EXERCISE PROMPT: Please reproduce the records below word for word, leaving out the pictures.

MATERIAL PROVIDED:
= = = = = = =
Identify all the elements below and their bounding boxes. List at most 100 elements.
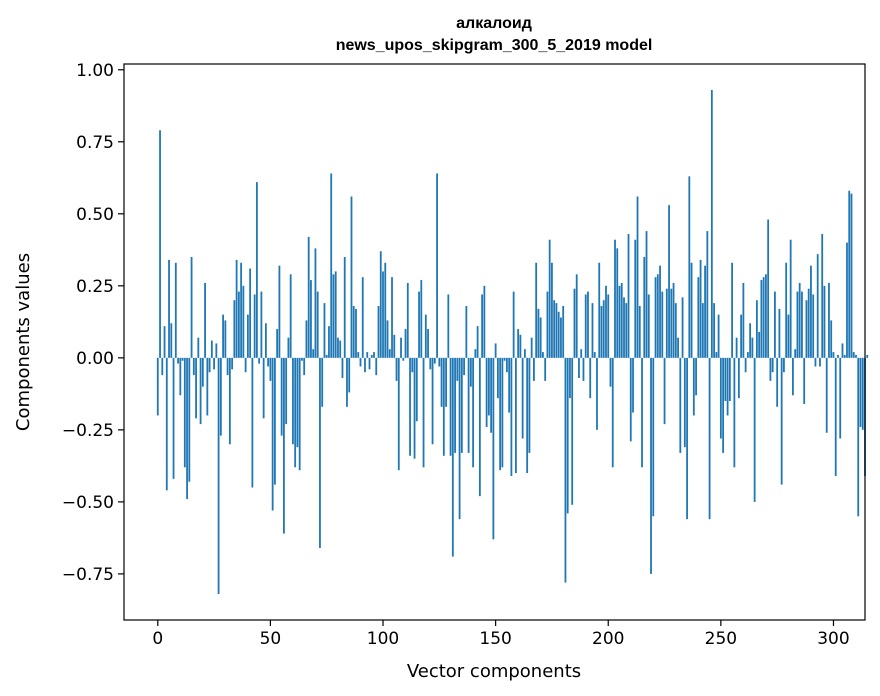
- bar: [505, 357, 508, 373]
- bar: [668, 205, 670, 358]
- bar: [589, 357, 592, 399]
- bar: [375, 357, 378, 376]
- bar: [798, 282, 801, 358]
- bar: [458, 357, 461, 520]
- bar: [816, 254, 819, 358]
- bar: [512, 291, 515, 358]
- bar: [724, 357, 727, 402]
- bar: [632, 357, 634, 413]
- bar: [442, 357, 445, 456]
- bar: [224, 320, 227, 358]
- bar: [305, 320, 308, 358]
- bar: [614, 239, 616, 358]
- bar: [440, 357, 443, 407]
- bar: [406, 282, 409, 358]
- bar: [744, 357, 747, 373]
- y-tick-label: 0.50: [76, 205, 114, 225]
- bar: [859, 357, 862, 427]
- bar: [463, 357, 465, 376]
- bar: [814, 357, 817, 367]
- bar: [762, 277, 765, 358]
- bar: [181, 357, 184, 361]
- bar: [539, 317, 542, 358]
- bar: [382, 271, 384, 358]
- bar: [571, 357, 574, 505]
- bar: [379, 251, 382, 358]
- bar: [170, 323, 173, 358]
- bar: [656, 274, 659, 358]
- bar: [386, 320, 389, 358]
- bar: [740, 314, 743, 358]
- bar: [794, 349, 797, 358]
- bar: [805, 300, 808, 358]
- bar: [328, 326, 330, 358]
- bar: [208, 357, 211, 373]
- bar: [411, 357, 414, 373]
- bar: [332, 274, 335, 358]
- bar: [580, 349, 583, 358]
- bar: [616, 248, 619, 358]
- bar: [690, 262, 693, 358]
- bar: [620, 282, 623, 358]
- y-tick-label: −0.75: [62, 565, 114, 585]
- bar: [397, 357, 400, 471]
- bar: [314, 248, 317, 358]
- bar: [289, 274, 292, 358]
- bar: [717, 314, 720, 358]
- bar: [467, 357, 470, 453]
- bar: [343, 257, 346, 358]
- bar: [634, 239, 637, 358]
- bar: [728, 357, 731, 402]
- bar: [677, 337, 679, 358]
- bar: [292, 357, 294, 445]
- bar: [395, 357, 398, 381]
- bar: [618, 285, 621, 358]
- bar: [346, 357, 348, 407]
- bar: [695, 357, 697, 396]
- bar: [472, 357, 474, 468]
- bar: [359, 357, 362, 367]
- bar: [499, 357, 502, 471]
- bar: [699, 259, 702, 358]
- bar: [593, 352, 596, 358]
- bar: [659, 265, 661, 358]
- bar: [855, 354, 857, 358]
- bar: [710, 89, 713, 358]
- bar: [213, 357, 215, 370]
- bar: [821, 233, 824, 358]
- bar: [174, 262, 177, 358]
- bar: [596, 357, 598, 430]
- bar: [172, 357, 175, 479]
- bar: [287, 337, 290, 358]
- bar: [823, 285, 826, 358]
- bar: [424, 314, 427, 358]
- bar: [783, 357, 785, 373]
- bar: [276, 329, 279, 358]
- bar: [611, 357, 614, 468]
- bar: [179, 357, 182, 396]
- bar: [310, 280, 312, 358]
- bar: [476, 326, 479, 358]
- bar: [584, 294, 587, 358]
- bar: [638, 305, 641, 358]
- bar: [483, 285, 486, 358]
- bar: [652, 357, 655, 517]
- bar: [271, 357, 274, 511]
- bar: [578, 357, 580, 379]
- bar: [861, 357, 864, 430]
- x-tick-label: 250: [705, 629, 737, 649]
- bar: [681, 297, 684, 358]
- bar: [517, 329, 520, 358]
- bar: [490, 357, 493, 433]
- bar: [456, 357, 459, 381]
= = = = = = =
OUTPUT FOR THIS TASK:
Identify all the elements below and their bounding boxes. List at most 100 elements.
- bar: [505, 357, 508, 373]
- bar: [668, 205, 670, 358]
- bar: [589, 357, 592, 399]
- bar: [375, 357, 378, 376]
- bar: [798, 282, 801, 358]
- bar: [458, 357, 461, 520]
- bar: [816, 254, 819, 358]
- bar: [512, 291, 515, 358]
- bar: [724, 357, 727, 402]
- bar: [632, 357, 634, 413]
- bar: [442, 357, 445, 456]
- bar: [224, 320, 227, 358]
- bar: [305, 320, 308, 358]
- bar: [614, 239, 616, 358]
- bar: [440, 357, 443, 407]
- bar: [406, 282, 409, 358]
- bar: [744, 357, 747, 373]
- y-tick-label: 0.50: [76, 205, 114, 225]
- bar: [859, 357, 862, 427]
- bar: [463, 357, 465, 376]
- bar: [814, 357, 817, 367]
- bar: [762, 277, 765, 358]
- bar: [181, 357, 184, 361]
- bar: [539, 317, 542, 358]
- bar: [382, 271, 384, 358]
- bar: [571, 357, 574, 505]
- bar: [379, 251, 382, 358]
- bar: [170, 323, 173, 358]
- bar: [656, 274, 659, 358]
- bar: [386, 320, 389, 358]
- bar: [740, 314, 743, 358]
- bar: [794, 349, 797, 358]
- bar: [805, 300, 808, 358]
- bar: [328, 326, 330, 358]
- bar: [208, 357, 211, 373]
- bar: [411, 357, 414, 373]
- bar: [332, 274, 335, 358]
- bar: [580, 349, 583, 358]
- bar: [616, 248, 619, 358]
- bar: [690, 262, 693, 358]
- bar: [620, 282, 623, 358]
- y-tick-label: −0.75: [62, 565, 114, 585]
- bar: [397, 357, 400, 471]
- bar: [314, 248, 317, 358]
- bar: [289, 274, 292, 358]
- bar: [717, 314, 720, 358]
- bar: [467, 357, 470, 453]
- bar: [343, 257, 346, 358]
- bar: [634, 239, 637, 358]
- bar: [728, 357, 731, 402]
- bar: [677, 337, 679, 358]
- bar: [292, 357, 294, 445]
- bar: [395, 357, 398, 381]
- bar: [618, 285, 621, 358]
- bar: [346, 357, 348, 407]
- bar: [695, 357, 697, 396]
- bar: [472, 357, 474, 468]
- bar: [359, 357, 362, 367]
- bar: [499, 357, 502, 471]
- bar: [699, 259, 702, 358]
- bar: [593, 352, 596, 358]
- bar: [659, 265, 661, 358]
- bar: [855, 354, 857, 358]
- bar: [710, 89, 713, 358]
- bar: [213, 357, 215, 370]
- bar: [821, 233, 824, 358]
- bar: [174, 262, 177, 358]
- bar: [596, 357, 598, 430]
- bar: [172, 357, 175, 479]
- bar: [287, 337, 290, 358]
- bar: [823, 285, 826, 358]
- bar: [424, 314, 427, 358]
- bar: [783, 357, 785, 373]
- bar: [276, 329, 279, 358]
- bar: [611, 357, 614, 468]
- bar: [179, 357, 182, 396]
- bar: [310, 280, 312, 358]
- bar: [476, 326, 479, 358]
- bar: [584, 294, 587, 358]
- bar: [638, 305, 641, 358]
- bar: [483, 285, 486, 358]
- bar: [652, 357, 655, 517]
- bar: [271, 357, 274, 511]
- bar: [578, 357, 580, 379]
- bar: [861, 357, 864, 430]
- x-tick-label: 250: [705, 629, 737, 649]
- bar: [681, 297, 684, 358]
- bar: [517, 329, 520, 358]
- bar: [490, 357, 493, 433]
- bar: [456, 357, 459, 381]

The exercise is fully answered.